§ **GIVEN RECORDS**
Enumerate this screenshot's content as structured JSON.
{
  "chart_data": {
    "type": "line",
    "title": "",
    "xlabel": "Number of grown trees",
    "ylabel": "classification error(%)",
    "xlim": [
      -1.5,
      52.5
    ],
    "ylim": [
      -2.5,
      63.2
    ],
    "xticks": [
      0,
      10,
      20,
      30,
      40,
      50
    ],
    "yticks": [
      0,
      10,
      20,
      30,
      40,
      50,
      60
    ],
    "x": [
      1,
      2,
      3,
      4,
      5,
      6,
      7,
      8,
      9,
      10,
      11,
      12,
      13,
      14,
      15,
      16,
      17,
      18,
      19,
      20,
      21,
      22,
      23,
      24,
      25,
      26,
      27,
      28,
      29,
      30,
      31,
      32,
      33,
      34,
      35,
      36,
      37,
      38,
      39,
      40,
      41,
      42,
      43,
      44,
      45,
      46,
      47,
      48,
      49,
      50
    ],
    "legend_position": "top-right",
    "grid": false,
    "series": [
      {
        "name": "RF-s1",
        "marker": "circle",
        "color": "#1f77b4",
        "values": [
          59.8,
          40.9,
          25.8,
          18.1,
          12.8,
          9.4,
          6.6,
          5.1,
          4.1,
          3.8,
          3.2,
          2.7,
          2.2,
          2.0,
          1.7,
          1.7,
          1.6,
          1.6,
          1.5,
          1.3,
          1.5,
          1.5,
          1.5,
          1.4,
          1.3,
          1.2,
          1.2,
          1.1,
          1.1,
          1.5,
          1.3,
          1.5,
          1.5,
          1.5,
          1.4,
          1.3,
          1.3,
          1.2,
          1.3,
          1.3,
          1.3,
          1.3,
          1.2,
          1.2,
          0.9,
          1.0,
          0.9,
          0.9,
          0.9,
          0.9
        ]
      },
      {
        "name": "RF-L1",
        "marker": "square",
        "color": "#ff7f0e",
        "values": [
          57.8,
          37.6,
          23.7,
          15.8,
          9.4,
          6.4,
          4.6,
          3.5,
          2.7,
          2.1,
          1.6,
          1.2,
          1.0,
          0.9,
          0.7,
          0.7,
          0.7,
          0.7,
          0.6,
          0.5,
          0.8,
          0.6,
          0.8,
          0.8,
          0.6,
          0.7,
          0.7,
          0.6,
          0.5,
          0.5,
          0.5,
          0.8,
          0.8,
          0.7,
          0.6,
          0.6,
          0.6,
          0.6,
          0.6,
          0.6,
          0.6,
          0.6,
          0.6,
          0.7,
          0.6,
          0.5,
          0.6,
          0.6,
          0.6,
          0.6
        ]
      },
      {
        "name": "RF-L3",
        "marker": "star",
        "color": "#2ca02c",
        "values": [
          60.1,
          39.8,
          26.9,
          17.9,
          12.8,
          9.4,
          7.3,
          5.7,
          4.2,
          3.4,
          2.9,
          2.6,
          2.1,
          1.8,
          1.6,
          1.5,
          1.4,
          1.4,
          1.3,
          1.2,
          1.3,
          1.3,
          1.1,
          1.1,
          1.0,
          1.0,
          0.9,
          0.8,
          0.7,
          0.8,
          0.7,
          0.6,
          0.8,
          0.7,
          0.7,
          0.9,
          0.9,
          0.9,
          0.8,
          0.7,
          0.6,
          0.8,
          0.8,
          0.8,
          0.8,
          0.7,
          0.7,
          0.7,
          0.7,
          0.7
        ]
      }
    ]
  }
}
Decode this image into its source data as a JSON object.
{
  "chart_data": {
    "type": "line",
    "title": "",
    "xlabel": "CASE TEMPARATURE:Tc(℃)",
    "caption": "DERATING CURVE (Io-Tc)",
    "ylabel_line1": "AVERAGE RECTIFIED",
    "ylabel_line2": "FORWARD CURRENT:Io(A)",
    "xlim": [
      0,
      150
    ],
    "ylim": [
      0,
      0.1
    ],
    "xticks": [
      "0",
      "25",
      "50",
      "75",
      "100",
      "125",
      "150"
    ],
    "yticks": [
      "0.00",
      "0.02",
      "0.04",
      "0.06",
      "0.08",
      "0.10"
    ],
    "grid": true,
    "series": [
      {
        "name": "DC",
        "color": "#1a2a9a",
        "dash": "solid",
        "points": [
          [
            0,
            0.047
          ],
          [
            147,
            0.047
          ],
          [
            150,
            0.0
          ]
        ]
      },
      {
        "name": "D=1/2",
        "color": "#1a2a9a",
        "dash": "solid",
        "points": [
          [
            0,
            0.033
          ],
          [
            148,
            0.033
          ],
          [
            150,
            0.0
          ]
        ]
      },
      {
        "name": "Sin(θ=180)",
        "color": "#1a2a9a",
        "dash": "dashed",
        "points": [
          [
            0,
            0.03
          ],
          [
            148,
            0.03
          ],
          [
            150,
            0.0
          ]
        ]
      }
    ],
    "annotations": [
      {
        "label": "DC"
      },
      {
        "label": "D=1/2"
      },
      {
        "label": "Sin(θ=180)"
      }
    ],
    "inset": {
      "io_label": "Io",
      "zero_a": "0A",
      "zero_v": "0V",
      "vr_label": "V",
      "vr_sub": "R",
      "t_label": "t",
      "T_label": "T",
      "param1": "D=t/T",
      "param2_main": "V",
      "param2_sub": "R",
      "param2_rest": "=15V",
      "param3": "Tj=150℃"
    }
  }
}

§ **WORK INSTRUCTIONS**
Restate each of the entries above verbatim.

§ **TASK OUTPUT**
Enumerate this screenshot's content as structured JSON.
{
  "chart_data": {
    "type": "line",
    "title": "",
    "xlabel": "Number of grown trees",
    "ylabel": "classification error(%)",
    "xlim": [
      -1.5,
      52.5
    ],
    "ylim": [
      -2.5,
      63.2
    ],
    "xticks": [
      0,
      10,
      20,
      30,
      40,
      50
    ],
    "yticks": [
      0,
      10,
      20,
      30,
      40,
      50,
      60
    ],
    "x": [
      1,
      2,
      3,
      4,
      5,
      6,
      7,
      8,
      9,
      10,
      11,
      12,
      13,
      14,
      15,
      16,
      17,
      18,
      19,
      20,
      21,
      22,
      23,
      24,
      25,
      26,
      27,
      28,
      29,
      30,
      31,
      32,
      33,
      34,
      35,
      36,
      37,
      38,
      39,
      40,
      41,
      42,
      43,
      44,
      45,
      46,
      47,
      48,
      49,
      50
    ],
    "legend_position": "top-right",
    "grid": false,
    "series": [
      {
        "name": "RF-s1",
        "marker": "circle",
        "color": "#1f77b4",
        "values": [
          59.8,
          40.9,
          25.8,
          18.1,
          12.8,
          9.4,
          6.6,
          5.1,
          4.1,
          3.8,
          3.2,
          2.7,
          2.2,
          2.0,
          1.7,
          1.7,
          1.6,
          1.6,
          1.5,
          1.3,
          1.5,
          1.5,
          1.5,
          1.4,
          1.3,
          1.2,
          1.2,
          1.1,
          1.1,
          1.5,
          1.3,
          1.5,
          1.5,
          1.5,
          1.4,
          1.3,
          1.3,
          1.2,
          1.3,
          1.3,
          1.3,
          1.3,
          1.2,
          1.2,
          0.9,
          1.0,
          0.9,
          0.9,
          0.9,
          0.9
        ]
      },
      {
        "name": "RF-L1",
        "marker": "square",
        "color": "#ff7f0e",
        "values": [
          57.8,
          37.6,
          23.7,
          15.8,
          9.4,
          6.4,
          4.6,
          3.5,
          2.7,
          2.1,
          1.6,
          1.2,
          1.0,
          0.9,
          0.7,
          0.7,
          0.7,
          0.7,
          0.6,
          0.5,
          0.8,
          0.6,
          0.8,
          0.8,
          0.6,
          0.7,
          0.7,
          0.6,
          0.5,
          0.5,
          0.5,
          0.8,
          0.8,
          0.7,
          0.6,
          0.6,
          0.6,
          0.6,
          0.6,
          0.6,
          0.6,
          0.6,
          0.6,
          0.7,
          0.6,
          0.5,
          0.6,
          0.6,
          0.6,
          0.6
        ]
      },
      {
        "name": "RF-L3",
        "marker": "star",
        "color": "#2ca02c",
        "values": [
          60.1,
          39.8,
          26.9,
          17.9,
          12.8,
          9.4,
          7.3,
          5.7,
          4.2,
          3.4,
          2.9,
          2.6,
          2.1,
          1.8,
          1.6,
          1.5,
          1.4,
          1.4,
          1.3,
          1.2,
          1.3,
          1.3,
          1.1,
          1.1,
          1.0,
          1.0,
          0.9,
          0.8,
          0.7,
          0.8,
          0.7,
          0.6,
          0.8,
          0.7,
          0.7,
          0.9,
          0.9,
          0.9,
          0.8,
          0.7,
          0.6,
          0.8,
          0.8,
          0.8,
          0.8,
          0.7,
          0.7,
          0.7,
          0.7,
          0.7
        ]
      }
    ]
  }
}
Decode this image into its source data as a JSON object.
{
  "chart_data": {
    "type": "line",
    "title": "",
    "xlabel": "CASE TEMPARATURE:Tc(℃)",
    "caption": "DERATING CURVE (Io-Tc)",
    "ylabel_line1": "AVERAGE RECTIFIED",
    "ylabel_line2": "FORWARD CURRENT:Io(A)",
    "xlim": [
      0,
      150
    ],
    "ylim": [
      0,
      0.1
    ],
    "xticks": [
      "0",
      "25",
      "50",
      "75",
      "100",
      "125",
      "150"
    ],
    "yticks": [
      "0.00",
      "0.02",
      "0.04",
      "0.06",
      "0.08",
      "0.10"
    ],
    "grid": true,
    "series": [
      {
        "name": "DC",
        "color": "#1a2a9a",
        "dash": "solid",
        "points": [
          [
            0,
            0.047
          ],
          [
            147,
            0.047
          ],
          [
            150,
            0.0
          ]
        ]
      },
      {
        "name": "D=1/2",
        "color": "#1a2a9a",
        "dash": "solid",
        "points": [
          [
            0,
            0.033
          ],
          [
            148,
            0.033
          ],
          [
            150,
            0.0
          ]
        ]
      },
      {
        "name": "Sin(θ=180)",
        "color": "#1a2a9a",
        "dash": "dashed",
        "points": [
          [
            0,
            0.03
          ],
          [
            148,
            0.03
          ],
          [
            150,
            0.0
          ]
        ]
      }
    ],
    "annotations": [
      {
        "label": "DC"
      },
      {
        "label": "D=1/2"
      },
      {
        "label": "Sin(θ=180)"
      }
    ],
    "inset": {
      "io_label": "Io",
      "zero_a": "0A",
      "zero_v": "0V",
      "vr_label": "V",
      "vr_sub": "R",
      "t_label": "t",
      "T_label": "T",
      "param1": "D=t/T",
      "param2_main": "V",
      "param2_sub": "R",
      "param2_rest": "=15V",
      "param3": "Tj=150℃"
    }
  }
}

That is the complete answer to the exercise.